Work instructions: What follows is a set of records; repeat all of them exactly.

Exercise inputs:
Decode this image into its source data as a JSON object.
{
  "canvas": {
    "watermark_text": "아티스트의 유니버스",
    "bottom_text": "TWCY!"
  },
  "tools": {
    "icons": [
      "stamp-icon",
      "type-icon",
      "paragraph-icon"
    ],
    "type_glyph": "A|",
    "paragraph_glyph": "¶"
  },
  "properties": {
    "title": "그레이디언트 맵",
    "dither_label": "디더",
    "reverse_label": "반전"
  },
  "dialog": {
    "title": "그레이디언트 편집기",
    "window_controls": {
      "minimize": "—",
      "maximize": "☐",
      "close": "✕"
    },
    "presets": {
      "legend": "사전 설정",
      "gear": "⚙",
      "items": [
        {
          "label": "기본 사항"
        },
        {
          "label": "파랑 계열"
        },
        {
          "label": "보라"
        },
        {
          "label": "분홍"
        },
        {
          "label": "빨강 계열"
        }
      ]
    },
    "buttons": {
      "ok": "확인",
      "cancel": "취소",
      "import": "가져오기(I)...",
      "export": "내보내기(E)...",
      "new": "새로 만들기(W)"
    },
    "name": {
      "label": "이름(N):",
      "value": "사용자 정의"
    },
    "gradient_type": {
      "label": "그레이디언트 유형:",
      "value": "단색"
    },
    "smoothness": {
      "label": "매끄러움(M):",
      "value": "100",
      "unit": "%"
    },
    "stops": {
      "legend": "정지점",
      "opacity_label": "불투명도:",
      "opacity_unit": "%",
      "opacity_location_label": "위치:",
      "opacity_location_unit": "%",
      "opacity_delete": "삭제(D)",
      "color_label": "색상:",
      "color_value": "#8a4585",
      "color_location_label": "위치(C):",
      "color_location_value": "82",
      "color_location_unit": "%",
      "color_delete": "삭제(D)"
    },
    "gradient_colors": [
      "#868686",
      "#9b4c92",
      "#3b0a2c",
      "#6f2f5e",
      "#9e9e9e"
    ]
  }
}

Completed exercise:
Decode this image into its source data as a JSON object.
{
  "canvas": {
    "watermark_text": "아티스트의 유니버스",
    "bottom_text": "TWCY!"
  },
  "tools": {
    "icons": [
      "stamp-icon",
      "type-icon",
      "paragraph-icon"
    ],
    "type_glyph": "A|",
    "paragraph_glyph": "¶"
  },
  "properties": {
    "title": "그레이디언트 맵",
    "dither_label": "디더",
    "reverse_label": "반전"
  },
  "dialog": {
    "title": "그레이디언트 편집기",
    "window_controls": {
      "minimize": "—",
      "maximize": "☐",
      "close": "✕"
    },
    "presets": {
      "legend": "사전 설정",
      "gear": "⚙",
      "items": [
        {
          "label": "기본 사항"
        },
        {
          "label": "파랑 계열"
        },
        {
          "label": "보라"
        },
        {
          "label": "분홍"
        },
        {
          "label": "빨강 계열"
        }
      ]
    },
    "buttons": {
      "ok": "확인",
      "cancel": "취소",
      "import": "가져오기(I)...",
      "export": "내보내기(E)...",
      "new": "새로 만들기(W)"
    },
    "name": {
      "label": "이름(N):",
      "value": "사용자 정의"
    },
    "gradient_type": {
      "label": "그레이디언트 유형:",
      "value": "단색"
    },
    "smoothness": {
      "label": "매끄러움(M):",
      "value": "100",
      "unit": "%"
    },
    "stops": {
      "legend": "정지점",
      "opacity_label": "불투명도:",
      "opacity_unit": "%",
      "opacity_location_label": "위치:",
      "opacity_location_unit": "%",
      "opacity_delete": "삭제(D)",
      "color_label": "색상:",
      "color_value": "#8a4585",
      "color_location_label": "위치(C):",
      "color_location_value": "82",
      "color_location_unit": "%",
      "color_delete": "삭제(D)"
    },
    "gradient_colors": [
      "#868686",
      "#9b4c92",
      "#3b0a2c",
      "#6f2f5e",
      "#9e9e9e"
    ]
  }
}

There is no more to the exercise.